● **Your goal**: Write out each record again exactly as it stands.

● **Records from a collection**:
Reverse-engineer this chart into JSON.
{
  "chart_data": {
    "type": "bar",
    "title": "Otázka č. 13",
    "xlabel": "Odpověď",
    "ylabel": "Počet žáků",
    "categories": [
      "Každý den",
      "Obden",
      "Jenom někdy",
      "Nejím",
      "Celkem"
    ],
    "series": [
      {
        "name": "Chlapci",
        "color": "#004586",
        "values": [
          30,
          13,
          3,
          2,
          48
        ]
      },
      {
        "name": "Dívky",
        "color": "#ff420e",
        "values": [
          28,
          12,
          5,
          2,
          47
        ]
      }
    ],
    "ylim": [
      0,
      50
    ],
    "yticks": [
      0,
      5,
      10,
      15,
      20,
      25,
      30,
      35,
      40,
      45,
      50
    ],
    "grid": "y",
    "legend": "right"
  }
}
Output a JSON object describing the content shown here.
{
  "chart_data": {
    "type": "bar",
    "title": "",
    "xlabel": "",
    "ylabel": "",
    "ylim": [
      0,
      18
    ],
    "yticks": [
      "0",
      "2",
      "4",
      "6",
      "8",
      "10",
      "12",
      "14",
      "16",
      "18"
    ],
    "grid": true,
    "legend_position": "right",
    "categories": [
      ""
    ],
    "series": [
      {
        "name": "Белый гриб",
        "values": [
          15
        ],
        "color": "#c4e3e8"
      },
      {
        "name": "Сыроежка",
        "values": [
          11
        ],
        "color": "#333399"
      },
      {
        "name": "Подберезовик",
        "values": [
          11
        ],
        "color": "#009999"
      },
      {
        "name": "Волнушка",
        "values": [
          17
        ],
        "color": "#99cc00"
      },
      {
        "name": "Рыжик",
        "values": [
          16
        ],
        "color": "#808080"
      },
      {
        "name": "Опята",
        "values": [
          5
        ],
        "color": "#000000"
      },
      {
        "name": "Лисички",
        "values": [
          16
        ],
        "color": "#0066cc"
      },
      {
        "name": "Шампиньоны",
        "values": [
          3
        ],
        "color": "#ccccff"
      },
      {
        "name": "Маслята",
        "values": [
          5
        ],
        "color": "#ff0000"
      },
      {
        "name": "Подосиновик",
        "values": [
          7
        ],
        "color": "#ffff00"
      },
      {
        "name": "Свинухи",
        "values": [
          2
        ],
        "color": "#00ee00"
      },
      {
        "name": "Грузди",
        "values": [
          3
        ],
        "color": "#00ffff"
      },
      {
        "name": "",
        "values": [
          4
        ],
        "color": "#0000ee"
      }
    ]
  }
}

● **Expected output**:
Reverse-engineer this chart into JSON.
{
  "chart_data": {
    "type": "bar",
    "title": "Otázka č. 13",
    "xlabel": "Odpověď",
    "ylabel": "Počet žáků",
    "categories": [
      "Každý den",
      "Obden",
      "Jenom někdy",
      "Nejím",
      "Celkem"
    ],
    "series": [
      {
        "name": "Chlapci",
        "color": "#004586",
        "values": [
          30,
          13,
          3,
          2,
          48
        ]
      },
      {
        "name": "Dívky",
        "color": "#ff420e",
        "values": [
          28,
          12,
          5,
          2,
          47
        ]
      }
    ],
    "ylim": [
      0,
      50
    ],
    "yticks": [
      0,
      5,
      10,
      15,
      20,
      25,
      30,
      35,
      40,
      45,
      50
    ],
    "grid": "y",
    "legend": "right"
  }
}
Output a JSON object describing the content shown here.
{
  "chart_data": {
    "type": "bar",
    "title": "",
    "xlabel": "",
    "ylabel": "",
    "ylim": [
      0,
      18
    ],
    "yticks": [
      "0",
      "2",
      "4",
      "6",
      "8",
      "10",
      "12",
      "14",
      "16",
      "18"
    ],
    "grid": true,
    "legend_position": "right",
    "categories": [
      ""
    ],
    "series": [
      {
        "name": "Белый гриб",
        "values": [
          15
        ],
        "color": "#c4e3e8"
      },
      {
        "name": "Сыроежка",
        "values": [
          11
        ],
        "color": "#333399"
      },
      {
        "name": "Подберезовик",
        "values": [
          11
        ],
        "color": "#009999"
      },
      {
        "name": "Волнушка",
        "values": [
          17
        ],
        "color": "#99cc00"
      },
      {
        "name": "Рыжик",
        "values": [
          16
        ],
        "color": "#808080"
      },
      {
        "name": "Опята",
        "values": [
          5
        ],
        "color": "#000000"
      },
      {
        "name": "Лисички",
        "values": [
          16
        ],
        "color": "#0066cc"
      },
      {
        "name": "Шампиньоны",
        "values": [
          3
        ],
        "color": "#ccccff"
      },
      {
        "name": "Маслята",
        "values": [
          5
        ],
        "color": "#ff0000"
      },
      {
        "name": "Подосиновик",
        "values": [
          7
        ],
        "color": "#ffff00"
      },
      {
        "name": "Свинухи",
        "values": [
          2
        ],
        "color": "#00ee00"
      },
      {
        "name": "Грузди",
        "values": [
          3
        ],
        "color": "#00ffff"
      },
      {
        "name": "",
        "values": [
          4
        ],
        "color": "#0000ee"
      }
    ]
  }
}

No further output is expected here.